◆ **DATA RECORDS**
▽
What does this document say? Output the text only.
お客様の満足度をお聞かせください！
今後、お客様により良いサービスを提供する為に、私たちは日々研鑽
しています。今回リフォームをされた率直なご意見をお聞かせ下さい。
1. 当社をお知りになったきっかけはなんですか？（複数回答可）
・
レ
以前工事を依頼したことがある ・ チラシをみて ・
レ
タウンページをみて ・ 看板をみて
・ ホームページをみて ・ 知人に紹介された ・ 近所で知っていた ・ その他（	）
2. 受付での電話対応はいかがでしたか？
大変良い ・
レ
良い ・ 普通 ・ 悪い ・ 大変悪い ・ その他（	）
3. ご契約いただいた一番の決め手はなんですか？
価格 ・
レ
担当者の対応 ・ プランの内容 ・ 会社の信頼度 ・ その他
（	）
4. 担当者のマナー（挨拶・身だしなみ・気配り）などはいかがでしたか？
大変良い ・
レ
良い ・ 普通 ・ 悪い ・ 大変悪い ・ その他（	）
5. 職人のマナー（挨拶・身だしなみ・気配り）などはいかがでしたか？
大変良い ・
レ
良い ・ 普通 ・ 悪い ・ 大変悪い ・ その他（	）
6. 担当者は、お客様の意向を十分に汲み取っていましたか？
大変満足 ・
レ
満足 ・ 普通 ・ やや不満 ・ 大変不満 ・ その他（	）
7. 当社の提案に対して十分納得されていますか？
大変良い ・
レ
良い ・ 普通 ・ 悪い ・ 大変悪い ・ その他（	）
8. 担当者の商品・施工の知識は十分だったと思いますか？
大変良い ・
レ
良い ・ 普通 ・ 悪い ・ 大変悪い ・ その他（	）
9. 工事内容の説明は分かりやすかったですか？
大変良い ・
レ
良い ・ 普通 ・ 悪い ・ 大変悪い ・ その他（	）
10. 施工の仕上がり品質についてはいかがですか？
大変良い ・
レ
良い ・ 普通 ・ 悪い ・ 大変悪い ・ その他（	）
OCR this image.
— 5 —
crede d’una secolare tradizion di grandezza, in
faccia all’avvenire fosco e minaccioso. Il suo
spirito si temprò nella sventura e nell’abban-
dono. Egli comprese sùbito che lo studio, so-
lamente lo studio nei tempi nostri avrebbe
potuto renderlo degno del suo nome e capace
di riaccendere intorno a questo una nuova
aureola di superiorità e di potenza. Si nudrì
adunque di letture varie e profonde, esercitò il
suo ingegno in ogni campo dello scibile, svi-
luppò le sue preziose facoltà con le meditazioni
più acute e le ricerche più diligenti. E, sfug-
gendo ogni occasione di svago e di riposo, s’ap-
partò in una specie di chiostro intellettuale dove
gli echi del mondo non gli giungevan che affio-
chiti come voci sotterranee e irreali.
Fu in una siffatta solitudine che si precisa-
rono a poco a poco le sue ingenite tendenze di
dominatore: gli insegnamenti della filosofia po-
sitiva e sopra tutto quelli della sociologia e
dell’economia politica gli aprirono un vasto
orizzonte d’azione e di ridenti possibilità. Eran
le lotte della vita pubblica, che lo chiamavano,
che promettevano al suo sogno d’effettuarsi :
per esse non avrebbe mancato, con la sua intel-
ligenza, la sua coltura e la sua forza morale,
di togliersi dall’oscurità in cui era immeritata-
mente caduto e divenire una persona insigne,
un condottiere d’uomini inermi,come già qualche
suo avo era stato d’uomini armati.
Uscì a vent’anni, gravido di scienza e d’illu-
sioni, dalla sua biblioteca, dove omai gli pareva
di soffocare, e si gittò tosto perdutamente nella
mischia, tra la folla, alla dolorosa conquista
△
◆ **EXERCISE**
Restate the listing in full, word for word.

◆ **RESULT FOR THIS EXERCISE**
What does this document say? Output the text only.
お客様の満足度をお聞かせください！
今後、お客様により良いサービスを提供する為に、私たちは日々研鑽
しています。今回リフォームをされた率直なご意見をお聞かせ下さい。
1. 当社をお知りになったきっかけはなんですか？（複数回答可）
・
レ
以前工事を依頼したことがある ・ チラシをみて ・
レ
タウンページをみて ・ 看板をみて
・ ホームページをみて ・ 知人に紹介された ・ 近所で知っていた ・ その他（	）
2. 受付での電話対応はいかがでしたか？
大変良い ・
レ
良い ・ 普通 ・ 悪い ・ 大変悪い ・ その他（	）
3. ご契約いただいた一番の決め手はなんですか？
価格 ・
レ
担当者の対応 ・ プランの内容 ・ 会社の信頼度 ・ その他
（	）
4. 担当者のマナー（挨拶・身だしなみ・気配り）などはいかがでしたか？
大変良い ・
レ
良い ・ 普通 ・ 悪い ・ 大変悪い ・ その他（	）
5. 職人のマナー（挨拶・身だしなみ・気配り）などはいかがでしたか？
大変良い ・
レ
良い ・ 普通 ・ 悪い ・ 大変悪い ・ その他（	）
6. 担当者は、お客様の意向を十分に汲み取っていましたか？
大変満足 ・
レ
満足 ・ 普通 ・ やや不満 ・ 大変不満 ・ その他（	）
7. 当社の提案に対して十分納得されていますか？
大変良い ・
レ
良い ・ 普通 ・ 悪い ・ 大変悪い ・ その他（	）
8. 担当者の商品・施工の知識は十分だったと思いますか？
大変良い ・
レ
良い ・ 普通 ・ 悪い ・ 大変悪い ・ その他（	）
9. 工事内容の説明は分かりやすかったですか？
大変良い ・
レ
良い ・ 普通 ・ 悪い ・ 大変悪い ・ その他（	）
10. 施工の仕上がり品質についてはいかがですか？
大変良い ・
レ
良い ・ 普通 ・ 悪い ・ 大変悪い ・ その他（	）
OCR this image.
— 5 —
crede d’una secolare tradizion di grandezza, in
faccia all’avvenire fosco e minaccioso. Il suo
spirito si temprò nella sventura e nell’abban-
dono. Egli comprese sùbito che lo studio, so-
lamente lo studio nei tempi nostri avrebbe
potuto renderlo degno del suo nome e capace
di riaccendere intorno a questo una nuova
aureola di superiorità e di potenza. Si nudrì
adunque di letture varie e profonde, esercitò il
suo ingegno in ogni campo dello scibile, svi-
luppò le sue preziose facoltà con le meditazioni
più acute e le ricerche più diligenti. E, sfug-
gendo ogni occasione di svago e di riposo, s’ap-
partò in una specie di chiostro intellettuale dove
gli echi del mondo non gli giungevan che affio-
chiti come voci sotterranee e irreali.
Fu in una siffatta solitudine che si precisa-
rono a poco a poco le sue ingenite tendenze di
dominatore: gli insegnamenti della filosofia po-
sitiva e sopra tutto quelli della sociologia e
dell’economia politica gli aprirono un vasto
orizzonte d’azione e di ridenti possibilità. Eran
le lotte della vita pubblica, che lo chiamavano,
che promettevano al suo sogno d’effettuarsi :
per esse non avrebbe mancato, con la sua intel-
ligenza, la sua coltura e la sua forza morale,
di togliersi dall’oscurità in cui era immeritata-
mente caduto e divenire una persona insigne,
un condottiere d’uomini inermi,come già qualche
suo avo era stato d’uomini armati.
Uscì a vent’anni, gravido di scienza e d’illu-
sioni, dalla sua biblioteca, dove omai gli pareva
di soffocare, e si gittò tosto perdutamente nella
mischia, tra la folla, alla dolorosa conquista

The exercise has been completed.